- [Text]:

----

CBR Cycle Routes C1, C3, C4 and C7 connect the town centres of Gungahlin, Belconnen, Civic and Woden. Lake Burley Griffin and the Molonglo Rivers Reserve forms a barrier, cutting Canberra in two. Hills and ridges do the rest, giving Canberra its north-south elongated form. How straight can the C1, C3, C4 and C7 be made?
Just four routes will form the majority of the active transport between town centres. The other town centres are too far apart for most people to commute or separated by Canberra’s geography, lakes, reserves and design that may make Canberra pretty but a mess for active transport.
The new CBR Cycle Routes map (April 2022) shows the whole of Canberra on ONE page. The map is twice as high as it is wide. This is what Canberra looks like – tall and thin. Tuggeranong is too far south. Gungahlin is cut off from Civic by nature reserves. Active transport between Gungahlin, Belconnen, Civic and Woden can work, the rest is doubtful – which is why we need light rail.

----

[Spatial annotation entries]
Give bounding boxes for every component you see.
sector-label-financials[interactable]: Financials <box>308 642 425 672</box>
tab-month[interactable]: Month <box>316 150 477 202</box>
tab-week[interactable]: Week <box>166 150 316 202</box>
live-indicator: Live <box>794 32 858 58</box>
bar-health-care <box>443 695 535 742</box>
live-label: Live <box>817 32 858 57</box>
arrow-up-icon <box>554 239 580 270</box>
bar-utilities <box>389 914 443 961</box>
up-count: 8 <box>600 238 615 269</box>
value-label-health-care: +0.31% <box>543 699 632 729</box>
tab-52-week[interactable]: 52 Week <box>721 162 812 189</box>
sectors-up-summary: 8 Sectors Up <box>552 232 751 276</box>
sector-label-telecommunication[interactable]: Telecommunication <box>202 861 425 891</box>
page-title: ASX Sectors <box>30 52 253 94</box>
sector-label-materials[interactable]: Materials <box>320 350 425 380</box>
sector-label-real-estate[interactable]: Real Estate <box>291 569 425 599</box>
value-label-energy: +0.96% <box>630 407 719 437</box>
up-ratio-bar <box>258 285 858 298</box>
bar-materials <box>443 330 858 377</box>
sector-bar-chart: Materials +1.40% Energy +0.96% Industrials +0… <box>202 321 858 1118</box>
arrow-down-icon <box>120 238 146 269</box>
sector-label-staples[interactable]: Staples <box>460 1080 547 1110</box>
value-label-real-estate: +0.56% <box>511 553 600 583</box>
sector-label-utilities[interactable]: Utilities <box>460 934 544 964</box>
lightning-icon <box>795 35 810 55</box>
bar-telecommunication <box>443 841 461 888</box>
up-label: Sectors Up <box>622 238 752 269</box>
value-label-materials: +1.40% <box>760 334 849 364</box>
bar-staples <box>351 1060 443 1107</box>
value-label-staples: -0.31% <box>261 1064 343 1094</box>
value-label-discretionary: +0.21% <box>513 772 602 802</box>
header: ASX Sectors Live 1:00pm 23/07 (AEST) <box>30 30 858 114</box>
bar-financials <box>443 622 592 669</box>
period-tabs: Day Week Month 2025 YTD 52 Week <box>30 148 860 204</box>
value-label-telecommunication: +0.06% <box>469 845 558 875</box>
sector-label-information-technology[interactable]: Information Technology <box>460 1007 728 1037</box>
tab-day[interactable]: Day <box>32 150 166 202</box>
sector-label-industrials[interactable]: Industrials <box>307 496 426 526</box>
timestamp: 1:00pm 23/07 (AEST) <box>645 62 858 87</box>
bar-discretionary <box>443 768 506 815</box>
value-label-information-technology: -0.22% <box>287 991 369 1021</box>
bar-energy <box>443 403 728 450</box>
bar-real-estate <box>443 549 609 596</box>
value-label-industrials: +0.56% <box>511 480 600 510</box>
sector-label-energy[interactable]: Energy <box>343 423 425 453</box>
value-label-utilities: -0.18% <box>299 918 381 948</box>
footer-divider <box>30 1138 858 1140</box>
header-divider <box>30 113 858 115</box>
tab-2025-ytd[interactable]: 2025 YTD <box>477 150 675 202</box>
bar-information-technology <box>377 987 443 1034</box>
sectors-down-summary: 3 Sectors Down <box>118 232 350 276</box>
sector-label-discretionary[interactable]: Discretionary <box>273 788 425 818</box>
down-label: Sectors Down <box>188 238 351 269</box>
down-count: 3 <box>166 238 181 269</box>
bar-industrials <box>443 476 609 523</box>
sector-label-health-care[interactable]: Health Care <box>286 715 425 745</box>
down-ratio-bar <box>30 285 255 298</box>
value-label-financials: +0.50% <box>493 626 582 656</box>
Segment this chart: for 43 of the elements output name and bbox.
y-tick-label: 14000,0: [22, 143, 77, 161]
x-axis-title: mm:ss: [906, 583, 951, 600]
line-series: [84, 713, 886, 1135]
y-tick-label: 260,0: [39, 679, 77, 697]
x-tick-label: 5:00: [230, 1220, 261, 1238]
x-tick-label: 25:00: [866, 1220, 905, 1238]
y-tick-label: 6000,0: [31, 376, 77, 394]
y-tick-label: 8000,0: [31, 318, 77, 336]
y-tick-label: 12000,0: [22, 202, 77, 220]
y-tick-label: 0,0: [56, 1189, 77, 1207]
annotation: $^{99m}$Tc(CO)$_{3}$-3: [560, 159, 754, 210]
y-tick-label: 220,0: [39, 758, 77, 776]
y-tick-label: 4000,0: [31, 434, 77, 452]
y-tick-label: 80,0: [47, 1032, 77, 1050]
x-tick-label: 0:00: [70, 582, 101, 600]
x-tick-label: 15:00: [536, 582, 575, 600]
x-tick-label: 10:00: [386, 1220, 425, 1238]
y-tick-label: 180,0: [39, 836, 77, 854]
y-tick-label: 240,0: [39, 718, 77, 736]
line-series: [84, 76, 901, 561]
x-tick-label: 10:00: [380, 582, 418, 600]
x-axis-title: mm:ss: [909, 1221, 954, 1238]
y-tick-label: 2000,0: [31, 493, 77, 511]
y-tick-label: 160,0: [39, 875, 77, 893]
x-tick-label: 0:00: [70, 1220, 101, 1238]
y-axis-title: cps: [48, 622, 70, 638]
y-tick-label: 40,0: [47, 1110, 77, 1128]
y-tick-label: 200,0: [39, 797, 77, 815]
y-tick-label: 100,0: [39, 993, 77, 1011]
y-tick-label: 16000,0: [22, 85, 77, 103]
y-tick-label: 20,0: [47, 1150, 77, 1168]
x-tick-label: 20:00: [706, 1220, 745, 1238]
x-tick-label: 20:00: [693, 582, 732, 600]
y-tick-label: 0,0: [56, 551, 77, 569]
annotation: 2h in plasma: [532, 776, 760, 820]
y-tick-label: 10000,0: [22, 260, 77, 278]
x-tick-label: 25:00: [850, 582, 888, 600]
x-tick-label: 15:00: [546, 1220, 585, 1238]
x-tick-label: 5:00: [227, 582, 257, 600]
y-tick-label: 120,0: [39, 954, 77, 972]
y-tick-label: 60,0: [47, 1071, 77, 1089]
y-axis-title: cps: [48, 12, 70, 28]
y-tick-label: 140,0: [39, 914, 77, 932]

----

- [What to work on]:
Reproduce everything in the Canberra cycle routes text above from "CBR Cycle Routes C1, C3, C4" down to "for active transport.".

- [Reply]:
CBR Cycle Routes C1, C3, C4 and C7 connect the town centres of Gungahlin, Belconnen, Civic and Woden. Lake Burley Griffin and the Molonglo Rivers Reserve forms a barrier, cutting Canberra in two. Hills and ridges do the rest, giving Canberra its north-south elongated form. How straight can the C1, C3, C4 and C7 be made?
Just four routes will form the majority of the active transport between town centres. The other town centres are too far apart for most people to commute or separated by Canberra’s geography, lakes, reserves and design that may make Canberra pretty but a mess for active transport.